» **PROBLEM TO SOLVE**
The records that follow are to be repeated without alteration.
━━ PROVIDED DATA ━━
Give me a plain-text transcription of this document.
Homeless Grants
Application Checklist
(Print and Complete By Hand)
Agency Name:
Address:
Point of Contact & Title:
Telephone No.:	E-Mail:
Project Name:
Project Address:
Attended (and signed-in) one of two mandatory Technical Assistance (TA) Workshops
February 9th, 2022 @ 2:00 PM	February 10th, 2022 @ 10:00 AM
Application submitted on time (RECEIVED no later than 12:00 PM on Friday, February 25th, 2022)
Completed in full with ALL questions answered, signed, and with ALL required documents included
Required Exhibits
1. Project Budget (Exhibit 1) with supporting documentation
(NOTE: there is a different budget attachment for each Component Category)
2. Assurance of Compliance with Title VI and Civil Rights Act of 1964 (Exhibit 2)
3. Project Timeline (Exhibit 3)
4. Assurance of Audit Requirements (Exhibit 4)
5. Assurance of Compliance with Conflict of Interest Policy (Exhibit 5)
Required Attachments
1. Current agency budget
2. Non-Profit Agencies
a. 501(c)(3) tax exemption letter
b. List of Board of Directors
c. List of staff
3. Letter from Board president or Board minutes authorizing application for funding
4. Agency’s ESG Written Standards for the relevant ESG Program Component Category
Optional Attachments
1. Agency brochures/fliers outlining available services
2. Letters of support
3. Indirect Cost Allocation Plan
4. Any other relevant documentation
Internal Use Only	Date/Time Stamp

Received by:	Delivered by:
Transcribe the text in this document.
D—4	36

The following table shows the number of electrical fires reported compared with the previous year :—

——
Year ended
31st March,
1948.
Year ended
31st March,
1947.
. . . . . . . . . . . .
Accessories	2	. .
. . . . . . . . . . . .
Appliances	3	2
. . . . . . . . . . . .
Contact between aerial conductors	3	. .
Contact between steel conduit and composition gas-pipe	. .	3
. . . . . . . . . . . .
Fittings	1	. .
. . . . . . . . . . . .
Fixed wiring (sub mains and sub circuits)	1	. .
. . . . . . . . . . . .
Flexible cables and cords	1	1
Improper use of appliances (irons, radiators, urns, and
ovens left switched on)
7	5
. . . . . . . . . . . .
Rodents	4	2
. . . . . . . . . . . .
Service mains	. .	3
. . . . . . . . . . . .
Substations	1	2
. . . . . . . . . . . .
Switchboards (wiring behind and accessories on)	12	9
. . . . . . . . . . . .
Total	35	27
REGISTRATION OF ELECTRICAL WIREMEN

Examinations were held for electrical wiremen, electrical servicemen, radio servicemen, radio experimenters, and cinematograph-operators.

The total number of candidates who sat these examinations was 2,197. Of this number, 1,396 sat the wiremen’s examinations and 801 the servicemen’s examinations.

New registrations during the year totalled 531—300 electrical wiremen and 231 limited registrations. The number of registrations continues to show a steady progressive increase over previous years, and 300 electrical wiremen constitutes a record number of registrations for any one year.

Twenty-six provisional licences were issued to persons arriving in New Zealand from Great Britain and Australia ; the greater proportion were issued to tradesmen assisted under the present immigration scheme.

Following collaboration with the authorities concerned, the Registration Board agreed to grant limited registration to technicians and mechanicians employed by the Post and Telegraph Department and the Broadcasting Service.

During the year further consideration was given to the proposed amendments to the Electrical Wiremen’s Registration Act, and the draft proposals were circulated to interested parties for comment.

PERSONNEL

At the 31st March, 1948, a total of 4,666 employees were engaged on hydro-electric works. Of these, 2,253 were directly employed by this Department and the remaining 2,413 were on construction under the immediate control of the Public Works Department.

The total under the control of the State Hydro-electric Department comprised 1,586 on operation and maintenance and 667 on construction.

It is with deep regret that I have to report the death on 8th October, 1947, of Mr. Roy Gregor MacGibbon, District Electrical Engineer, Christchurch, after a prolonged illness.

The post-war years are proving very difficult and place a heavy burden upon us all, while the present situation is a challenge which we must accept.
━━━
» **ANSWER FOR THIS EXERCISE**
Give me a plain-text transcription of this document.
Homeless Grants
Application Checklist
(Print and Complete By Hand)
Agency Name:
Address:
Point of Contact & Title:
Telephone No.:	E-Mail:
Project Name:
Project Address:
Attended (and signed-in) one of two mandatory Technical Assistance (TA) Workshops
February 9th, 2022 @ 2:00 PM	February 10th, 2022 @ 10:00 AM
Application submitted on time (RECEIVED no later than 12:00 PM on Friday, February 25th, 2022)
Completed in full with ALL questions answered, signed, and with ALL required documents included
Required Exhibits
1. Project Budget (Exhibit 1) with supporting documentation
(NOTE: there is a different budget attachment for each Component Category)
2. Assurance of Compliance with Title VI and Civil Rights Act of 1964 (Exhibit 2)
3. Project Timeline (Exhibit 3)
4. Assurance of Audit Requirements (Exhibit 4)
5. Assurance of Compliance with Conflict of Interest Policy (Exhibit 5)
Required Attachments
1. Current agency budget
2. Non-Profit Agencies
a. 501(c)(3) tax exemption letter
b. List of Board of Directors
c. List of staff
3. Letter from Board president or Board minutes authorizing application for funding
4. Agency’s ESG Written Standards for the relevant ESG Program Component Category
Optional Attachments
1. Agency brochures/fliers outlining available services
2. Letters of support
3. Indirect Cost Allocation Plan
4. Any other relevant documentation
Internal Use Only	Date/Time Stamp

Received by:	Delivered by:
Transcribe the text in this document.
D—4	36

The following table shows the number of electrical fires reported compared with the previous year :—

——
Year ended
31st March,
1948.
Year ended
31st March,
1947.
. . . . . . . . . . . .
Accessories	2	. .
. . . . . . . . . . . .
Appliances	3	2
. . . . . . . . . . . .
Contact between aerial conductors	3	. .
Contact between steel conduit and composition gas-pipe	. .	3
. . . . . . . . . . . .
Fittings	1	. .
. . . . . . . . . . . .
Fixed wiring (sub mains and sub circuits)	1	. .
. . . . . . . . . . . .
Flexible cables and cords	1	1
Improper use of appliances (irons, radiators, urns, and
ovens left switched on)
7	5
. . . . . . . . . . . .
Rodents	4	2
. . . . . . . . . . . .
Service mains	. .	3
. . . . . . . . . . . .
Substations	1	2
. . . . . . . . . . . .
Switchboards (wiring behind and accessories on)	12	9
. . . . . . . . . . . .
Total	35	27
REGISTRATION OF ELECTRICAL WIREMEN

Examinations were held for electrical wiremen, electrical servicemen, radio servicemen, radio experimenters, and cinematograph-operators.

The total number of candidates who sat these examinations was 2,197. Of this number, 1,396 sat the wiremen’s examinations and 801 the servicemen’s examinations.

New registrations during the year totalled 531—300 electrical wiremen and 231 limited registrations. The number of registrations continues to show a steady progressive increase over previous years, and 300 electrical wiremen constitutes a record number of registrations for any one year.

Twenty-six provisional licences were issued to persons arriving in New Zealand from Great Britain and Australia ; the greater proportion were issued to tradesmen assisted under the present immigration scheme.

Following collaboration with the authorities concerned, the Registration Board agreed to grant limited registration to technicians and mechanicians employed by the Post and Telegraph Department and the Broadcasting Service.

During the year further consideration was given to the proposed amendments to the Electrical Wiremen’s Registration Act, and the draft proposals were circulated to interested parties for comment.

PERSONNEL

At the 31st March, 1948, a total of 4,666 employees were engaged on hydro-electric works. Of these, 2,253 were directly employed by this Department and the remaining 2,413 were on construction under the immediate control of the Public Works Department.

The total under the control of the State Hydro-electric Department comprised 1,586 on operation and maintenance and 667 on construction.

It is with deep regret that I have to report the death on 8th October, 1947, of Mr. Roy Gregor MacGibbon, District Electrical Engineer, Christchurch, after a prolonged illness.

The post-war years are proving very difficult and place a heavy burden upon us all, while the present situation is a challenge which we must accept.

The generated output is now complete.